▸ **挑戰題 1**
這段關於爬蟲抓取網站圖片的節選中，PictMsg 類別宣告了哪兩個私有欄位？
▸ **挑戰題 2**
在這段關於爬蟲抓取網站圖片的節選中，找出以含有「import org.apache.http.HttpEntity;」的字句開頭、以「lewis on 2016/10/20.」結尾的部分，把其中的「ArrayList」改成「LinkedList」，再寫出整段。

▸ **提供節選**
爬蟲：實現網站的全部圖片抓取

阿新 • • 發佈：2018-12-24

/**
 * Created by lewis on 2016/10/21.
 */
public class PictMsg {
    private String url;
    private String headline;

    public PictMsg(String url, String headline) {
        this.url = url;
        this.headline = headline;
    }

    public String getUrl() {
        return url;
    }

    public void setUrl(String url) {
        this.url = url;
    }

    public String getHeadline() {
        return headline;
    }

    public void setHeadline(String headline) {
        this.headline = headline;
    }

    @Override
    public String toString() {
        return "網址："+url+"標題："+headline;
    }
}

        import org.apache.http.HttpEntity;
        import org.apache.http.client.methods.CloseableHttpResponse;
        import org.apache.http.client.methods.HttpGet;
        import org.apache.http.impl.client.CloseableHttpClient;
        import org.apache.http.impl.client.HttpClients;

        import java.io.*;
        import java.util.ArrayList;
        import java.util.regex.Matcher;
        import java.util.regex.Pattern;

/**
 * Created by lewis on 2016/10/20.

▸ **所列條目**

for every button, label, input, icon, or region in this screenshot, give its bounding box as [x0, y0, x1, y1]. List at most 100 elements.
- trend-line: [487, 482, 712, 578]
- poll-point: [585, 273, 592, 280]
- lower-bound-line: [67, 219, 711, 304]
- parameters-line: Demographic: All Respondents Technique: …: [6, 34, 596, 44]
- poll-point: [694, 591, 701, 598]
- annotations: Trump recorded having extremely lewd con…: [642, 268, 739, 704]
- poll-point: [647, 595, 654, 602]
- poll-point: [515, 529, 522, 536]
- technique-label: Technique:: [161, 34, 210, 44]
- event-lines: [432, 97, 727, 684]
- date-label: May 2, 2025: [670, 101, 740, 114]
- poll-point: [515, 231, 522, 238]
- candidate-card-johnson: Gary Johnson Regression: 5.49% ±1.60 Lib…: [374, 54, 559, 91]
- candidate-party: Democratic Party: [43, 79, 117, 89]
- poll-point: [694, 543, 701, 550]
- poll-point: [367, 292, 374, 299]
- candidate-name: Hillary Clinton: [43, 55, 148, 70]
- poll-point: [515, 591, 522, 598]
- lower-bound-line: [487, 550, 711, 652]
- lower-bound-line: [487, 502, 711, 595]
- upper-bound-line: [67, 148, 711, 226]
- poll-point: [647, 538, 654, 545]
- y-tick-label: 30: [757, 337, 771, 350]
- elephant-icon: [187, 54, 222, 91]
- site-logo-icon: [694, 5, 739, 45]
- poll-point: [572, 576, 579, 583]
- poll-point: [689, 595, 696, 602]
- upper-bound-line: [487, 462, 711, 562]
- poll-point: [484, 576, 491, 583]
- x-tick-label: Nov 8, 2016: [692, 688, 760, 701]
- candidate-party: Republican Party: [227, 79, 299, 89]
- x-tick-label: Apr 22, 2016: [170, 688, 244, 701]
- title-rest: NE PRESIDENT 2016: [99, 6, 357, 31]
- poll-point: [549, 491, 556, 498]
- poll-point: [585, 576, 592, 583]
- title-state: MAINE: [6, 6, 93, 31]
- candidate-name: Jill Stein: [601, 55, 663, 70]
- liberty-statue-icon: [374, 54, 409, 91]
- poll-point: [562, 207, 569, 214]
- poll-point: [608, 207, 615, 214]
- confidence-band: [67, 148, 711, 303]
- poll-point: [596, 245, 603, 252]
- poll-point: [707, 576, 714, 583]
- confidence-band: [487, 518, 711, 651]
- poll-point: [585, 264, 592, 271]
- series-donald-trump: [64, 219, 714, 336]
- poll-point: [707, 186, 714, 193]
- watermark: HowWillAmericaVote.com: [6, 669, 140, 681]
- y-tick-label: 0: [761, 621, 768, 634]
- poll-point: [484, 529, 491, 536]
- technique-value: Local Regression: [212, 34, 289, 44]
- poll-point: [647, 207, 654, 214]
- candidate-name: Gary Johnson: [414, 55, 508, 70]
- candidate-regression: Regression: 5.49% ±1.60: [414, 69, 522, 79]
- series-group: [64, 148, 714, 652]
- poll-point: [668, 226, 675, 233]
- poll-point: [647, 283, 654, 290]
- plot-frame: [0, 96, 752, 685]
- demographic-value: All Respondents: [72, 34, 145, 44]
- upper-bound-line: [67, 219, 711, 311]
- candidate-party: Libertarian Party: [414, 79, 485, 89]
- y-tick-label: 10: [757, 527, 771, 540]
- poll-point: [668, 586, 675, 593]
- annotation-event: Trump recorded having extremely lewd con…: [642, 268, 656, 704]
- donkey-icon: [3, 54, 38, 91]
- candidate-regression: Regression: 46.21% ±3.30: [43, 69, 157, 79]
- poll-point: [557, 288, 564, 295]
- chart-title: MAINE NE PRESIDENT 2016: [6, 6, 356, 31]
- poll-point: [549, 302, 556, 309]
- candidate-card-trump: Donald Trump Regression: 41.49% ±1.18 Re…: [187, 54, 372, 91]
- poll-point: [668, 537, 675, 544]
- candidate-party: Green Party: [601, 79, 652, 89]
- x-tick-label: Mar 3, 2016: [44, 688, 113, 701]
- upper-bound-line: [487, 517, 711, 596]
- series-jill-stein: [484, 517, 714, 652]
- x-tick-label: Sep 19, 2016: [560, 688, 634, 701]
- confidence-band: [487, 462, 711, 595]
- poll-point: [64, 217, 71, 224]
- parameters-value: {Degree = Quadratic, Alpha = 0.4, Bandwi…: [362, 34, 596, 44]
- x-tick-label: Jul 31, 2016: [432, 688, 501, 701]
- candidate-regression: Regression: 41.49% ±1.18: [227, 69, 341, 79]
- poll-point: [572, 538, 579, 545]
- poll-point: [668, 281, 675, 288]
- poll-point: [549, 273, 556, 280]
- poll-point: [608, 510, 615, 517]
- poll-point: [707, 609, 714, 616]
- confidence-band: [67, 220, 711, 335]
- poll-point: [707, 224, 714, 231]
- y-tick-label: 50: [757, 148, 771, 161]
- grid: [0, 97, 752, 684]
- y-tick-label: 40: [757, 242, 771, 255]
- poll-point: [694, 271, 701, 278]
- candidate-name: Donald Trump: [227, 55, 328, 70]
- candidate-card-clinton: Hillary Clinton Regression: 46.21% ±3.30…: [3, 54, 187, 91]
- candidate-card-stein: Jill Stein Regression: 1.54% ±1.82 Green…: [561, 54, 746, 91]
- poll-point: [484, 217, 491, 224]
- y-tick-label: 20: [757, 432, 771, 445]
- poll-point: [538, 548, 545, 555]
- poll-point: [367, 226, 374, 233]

▸ **題目解答 1**
url 和 headline

▸ **題目解答 2**
import org.apache.http.HttpEntity;
        import org.apache.http.client.methods.CloseableHttpResponse;
        import org.apache.http.client.methods.HttpGet;
        import org.apache.http.impl.client.CloseableHttpClient;
        import org.apache.http.impl.client.HttpClients;

        import java.io.*;
        import java.util.LinkedList;
        import java.util.regex.Matcher;
        import java.util.regex.Pattern;

/**
 * Created by lewis on 2016/10/20.